Stated problem> Write out each of the lines below as a JSON list of strings, one string per line and no blank lines.

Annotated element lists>
◇ ◇ ◇ ◇ ◇

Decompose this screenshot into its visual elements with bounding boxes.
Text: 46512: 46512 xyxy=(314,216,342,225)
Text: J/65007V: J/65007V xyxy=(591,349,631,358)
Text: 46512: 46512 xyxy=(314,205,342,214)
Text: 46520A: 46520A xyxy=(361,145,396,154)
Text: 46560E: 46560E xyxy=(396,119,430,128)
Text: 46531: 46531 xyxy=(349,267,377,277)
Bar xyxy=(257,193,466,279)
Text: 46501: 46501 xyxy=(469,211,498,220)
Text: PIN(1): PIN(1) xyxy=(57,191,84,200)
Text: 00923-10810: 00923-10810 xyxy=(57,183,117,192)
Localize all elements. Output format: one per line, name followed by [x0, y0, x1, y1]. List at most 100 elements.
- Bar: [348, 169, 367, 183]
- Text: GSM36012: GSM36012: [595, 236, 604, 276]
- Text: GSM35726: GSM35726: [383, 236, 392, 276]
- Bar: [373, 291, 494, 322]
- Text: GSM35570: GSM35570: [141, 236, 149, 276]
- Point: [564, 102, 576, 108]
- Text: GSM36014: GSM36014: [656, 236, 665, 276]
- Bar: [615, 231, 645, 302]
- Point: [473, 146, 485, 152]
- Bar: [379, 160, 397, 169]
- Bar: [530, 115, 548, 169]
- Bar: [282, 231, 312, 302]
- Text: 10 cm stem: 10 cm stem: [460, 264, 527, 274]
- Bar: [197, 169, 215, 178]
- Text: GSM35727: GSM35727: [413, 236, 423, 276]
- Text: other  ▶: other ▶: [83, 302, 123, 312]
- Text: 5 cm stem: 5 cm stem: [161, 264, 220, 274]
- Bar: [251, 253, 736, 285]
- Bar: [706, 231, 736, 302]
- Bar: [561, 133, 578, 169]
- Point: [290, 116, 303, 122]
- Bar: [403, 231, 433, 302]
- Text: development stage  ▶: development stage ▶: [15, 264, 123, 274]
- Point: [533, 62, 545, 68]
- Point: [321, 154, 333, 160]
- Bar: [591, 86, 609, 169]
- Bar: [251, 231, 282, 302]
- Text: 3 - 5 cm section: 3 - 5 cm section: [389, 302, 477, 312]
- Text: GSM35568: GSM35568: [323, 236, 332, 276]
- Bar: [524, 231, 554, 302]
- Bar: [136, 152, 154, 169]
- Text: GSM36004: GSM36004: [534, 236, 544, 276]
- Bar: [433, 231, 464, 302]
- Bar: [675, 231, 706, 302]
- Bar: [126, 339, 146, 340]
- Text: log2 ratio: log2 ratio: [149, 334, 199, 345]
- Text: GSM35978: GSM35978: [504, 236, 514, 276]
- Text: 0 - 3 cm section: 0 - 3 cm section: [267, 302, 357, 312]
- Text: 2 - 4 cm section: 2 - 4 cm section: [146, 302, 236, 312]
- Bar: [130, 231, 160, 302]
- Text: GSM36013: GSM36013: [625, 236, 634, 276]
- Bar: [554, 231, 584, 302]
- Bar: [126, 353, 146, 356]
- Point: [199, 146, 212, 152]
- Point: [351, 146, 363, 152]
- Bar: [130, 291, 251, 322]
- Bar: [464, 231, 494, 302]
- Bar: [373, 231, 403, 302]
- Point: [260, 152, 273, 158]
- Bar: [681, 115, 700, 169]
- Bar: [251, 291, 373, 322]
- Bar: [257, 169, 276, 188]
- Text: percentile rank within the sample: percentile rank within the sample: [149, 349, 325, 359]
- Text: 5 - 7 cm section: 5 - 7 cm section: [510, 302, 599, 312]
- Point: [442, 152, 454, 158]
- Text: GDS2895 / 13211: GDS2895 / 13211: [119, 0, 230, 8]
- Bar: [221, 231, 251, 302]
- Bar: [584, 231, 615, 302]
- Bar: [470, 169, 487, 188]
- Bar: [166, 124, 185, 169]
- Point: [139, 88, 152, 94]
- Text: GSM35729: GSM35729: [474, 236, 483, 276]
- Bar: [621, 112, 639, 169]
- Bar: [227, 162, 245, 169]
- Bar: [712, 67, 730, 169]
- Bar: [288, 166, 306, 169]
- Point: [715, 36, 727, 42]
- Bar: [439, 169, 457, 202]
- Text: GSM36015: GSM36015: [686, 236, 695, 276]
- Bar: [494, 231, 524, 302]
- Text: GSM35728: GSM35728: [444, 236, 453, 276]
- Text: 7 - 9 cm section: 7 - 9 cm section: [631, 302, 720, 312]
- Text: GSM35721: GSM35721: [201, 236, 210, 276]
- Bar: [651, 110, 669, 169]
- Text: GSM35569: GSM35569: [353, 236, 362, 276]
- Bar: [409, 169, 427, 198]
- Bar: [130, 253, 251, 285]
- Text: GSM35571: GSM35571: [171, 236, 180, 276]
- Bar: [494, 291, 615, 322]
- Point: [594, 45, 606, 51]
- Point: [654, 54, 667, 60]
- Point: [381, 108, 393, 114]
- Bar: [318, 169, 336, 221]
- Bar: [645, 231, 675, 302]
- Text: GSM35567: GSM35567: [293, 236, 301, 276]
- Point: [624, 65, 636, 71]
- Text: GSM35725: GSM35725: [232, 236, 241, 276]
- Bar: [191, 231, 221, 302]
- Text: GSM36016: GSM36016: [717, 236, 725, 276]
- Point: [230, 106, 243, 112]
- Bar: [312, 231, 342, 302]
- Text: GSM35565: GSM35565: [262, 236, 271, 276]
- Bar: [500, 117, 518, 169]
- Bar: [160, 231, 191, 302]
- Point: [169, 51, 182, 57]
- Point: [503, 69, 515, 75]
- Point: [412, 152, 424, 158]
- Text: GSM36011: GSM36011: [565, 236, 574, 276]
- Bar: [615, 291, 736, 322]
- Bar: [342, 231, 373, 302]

◇ ◇ ◇ ◇ ◇

Exercise response>
[
  "Decompose this screenshot into its visual elements with bounding boxes.",
  "Text: 46512: 46512 xyxy=(314,216,342,225)",
  "Text: J/65007V: J/65007V xyxy=(591,349,631,358)",
  "Text: 46512: 46512 xyxy=(314,205,342,214)",
  "Text: 46520A: 46520A xyxy=(361,145,396,154)",
  "Text: 46560E: 46560E xyxy=(396,119,430,128)",
  "Text: 46531: 46531 xyxy=(349,267,377,277)",
  "Bar xyxy=(257,193,466,279)",
  "Text: 46501: 46501 xyxy=(469,211,498,220)",
  "Text: PIN(1): PIN(1) xyxy=(57,191,84,200)",
  "Text: 00923-10810: 00923-10810 xyxy=(57,183,117,192)",
  "Localize all elements. Output format: one per line, name followed by [x0, y0, x1, y1]. List at most 100 elements.",
  "- Bar: [348, 169, 367, 183]",
  "- Text: GSM36012: GSM36012: [595, 236, 604, 276]",
  "- Text: GSM35726: GSM35726: [383, 236, 392, 276]",
  "- Bar: [373, 291, 494, 322]",
  "- Text: GSM35570: GSM35570: [141, 236, 149, 276]",
  "- Point: [564, 102, 576, 108]",
  "- Text: GSM36014: GSM36014: [656, 236, 665, 276]",
  "- Bar: [615, 231, 645, 302]",
  "- Point: [473, 146, 485, 152]",
  "- Bar: [379, 160, 397, 169]",
  "- Bar: [530, 115, 548, 169]",
  "- Bar: [282, 231, 312, 302]",
  "- Text: 10 cm stem: 10 cm stem: [460, 264, 527, 274]",
  "- Bar: [197, 169, 215, 178]",
  "- Text: GSM35727: GSM35727: [413, 236, 423, 276]",
  "- Text: other  ▶: other ▶: [83, 302, 123, 312]",
  "- Text: 5 cm stem: 5 cm stem: [161, 264, 220, 274]",
  "- Bar: [251, 253, 736, 285]",
  "- Bar: [706, 231, 736, 302]",
  "- Bar: [561, 133, 578, 169]",
  "- Point: [290, 116, 303, 122]",
  "- Bar: [403, 231, 433, 302]",
  "- Text: development stage  ▶: development stage ▶: [15, 264, 123, 274]",
  "- Point: [533, 62, 545, 68]",
  "- Point: [321, 154, 333, 160]",
  "- Bar: [591, 86, 609, 169]",
  "- Bar: [251, 231, 282, 302]",
  "- Text: 3 - 5 cm section: 3 - 5 cm section: [389, 302, 477, 312]",
  "- Text: GSM35568: GSM35568: [323, 236, 332, 276]",
  "- Bar: [524, 231, 554, 302]",
  "- Bar: [136, 152, 154, 169]",
  "- Text: GSM36004: GSM36004: [534, 236, 544, 276]",
  "- Bar: [433, 231, 464, 302]",
  "- Bar: [675, 231, 706, 302]",
  "- Bar: [126, 339, 146, 340]",
  "- Text: log2 ratio: log2 ratio: [149, 334, 199, 345]",
  "- Text: GSM35978: GSM35978: [504, 236, 514, 276]",
  "- Text: 0 - 3 cm section: 0 - 3 cm section: [267, 302, 357, 312]",
  "- Text: 2 - 4 cm section: 2 - 4 cm section: [146, 302, 236, 312]",
  "- Bar: [130, 231, 160, 302]",
  "- Text: GSM36013: GSM36013: [625, 236, 634, 276]",
  "- Bar: [554, 231, 584, 302]",
  "- Bar: [126, 353, 146, 356]",
  "- Point: [199, 146, 212, 152]",
  "- Point: [351, 146, 363, 152]",
  "- Bar: [130, 291, 251, 322]",
  "- Bar: [464, 231, 494, 302]",
  "- Bar: [373, 231, 403, 302]",
  "- Point: [260, 152, 273, 158]",
  "- Bar: [681, 115, 700, 169]",
  "- Bar: [251, 291, 373, 322]",
  "- Bar: [257, 169, 276, 188]",
  "- Text: percentile rank within the sample: percentile rank within the sample: [149, 349, 325, 359]",
  "- Text: 5 - 7 cm section: 5 - 7 cm section: [510, 302, 599, 312]",
  "- Point: [442, 152, 454, 158]",
  "- Text: GDS2895 / 13211: GDS2895 / 13211: [119, 0, 230, 8]",
  "- Bar: [221, 231, 251, 302]",
  "- Bar: [584, 231, 615, 302]",
  "- Bar: [470, 169, 487, 188]",
  "- Bar: [166, 124, 185, 169]",
  "- Point: [139, 88, 152, 94]",
  "- Text: GSM35729: GSM35729: [474, 236, 483, 276]",
  "- Bar: [621, 112, 639, 169]",
  "- Bar: [227, 162, 245, 169]",
  "- Bar: [712, 67, 730, 169]",
  "- Bar: [288, 166, 306, 169]",
  "- Point: [715, 36, 727, 42]",
  "- Bar: [439, 169, 457, 202]",
  "- Text: GSM36015: GSM36015: [686, 236, 695, 276]",
  "- Bar: [494, 231, 524, 302]",
  "- Text: GSM35728: GSM35728: [444, 236, 453, 276]",
  "- Text: 7 - 9 cm section: 7 - 9 cm section: [631, 302, 720, 312]",
  "- Text: GSM35721: GSM35721: [201, 236, 210, 276]",
  "- Bar: [651, 110, 669, 169]",
  "- Text: GSM35569: GSM35569: [353, 236, 362, 276]",
  "- Bar: [409, 169, 427, 198]",
  "- Bar: [130, 253, 251, 285]",
  "- Text: GSM35571: GSM35571: [171, 236, 180, 276]",
  "- Bar: [494, 291, 615, 322]",
  "- Point: [594, 45, 606, 51]",
  "- Point: [654, 54, 667, 60]",
  "- Point: [381, 108, 393, 114]",
  "- Bar: [318, 169, 336, 221]",
  "- Bar: [645, 231, 675, 302]",
  "- Text: GSM35567: GSM35567: [293, 236, 301, 276]",
  "- Point: [624, 65, 636, 71]",
  "- Text: GSM35725: GSM35725: [232, 236, 241, 276]",
  "- Bar: [191, 231, 221, 302]",
  "- Text: GSM36016: GSM36016: [717, 236, 725, 276]",
  "- Point: [230, 106, 243, 112]",
  "- Bar: [312, 231, 342, 302]",
  "- Text: GSM35565: GSM35565: [262, 236, 271, 276]",
  "- Bar: [500, 117, 518, 169]",
  "- Bar: [160, 231, 191, 302]",
  "- Point: [169, 51, 182, 57]",
  "- Point: [503, 69, 515, 75]",
  "- Point: [412, 152, 424, 158]",
  "- Text: GSM36011: GSM36011: [565, 236, 574, 276]",
  "- Bar: [615, 291, 736, 322]",
  "- Bar: [342, 231, 373, 302]"
]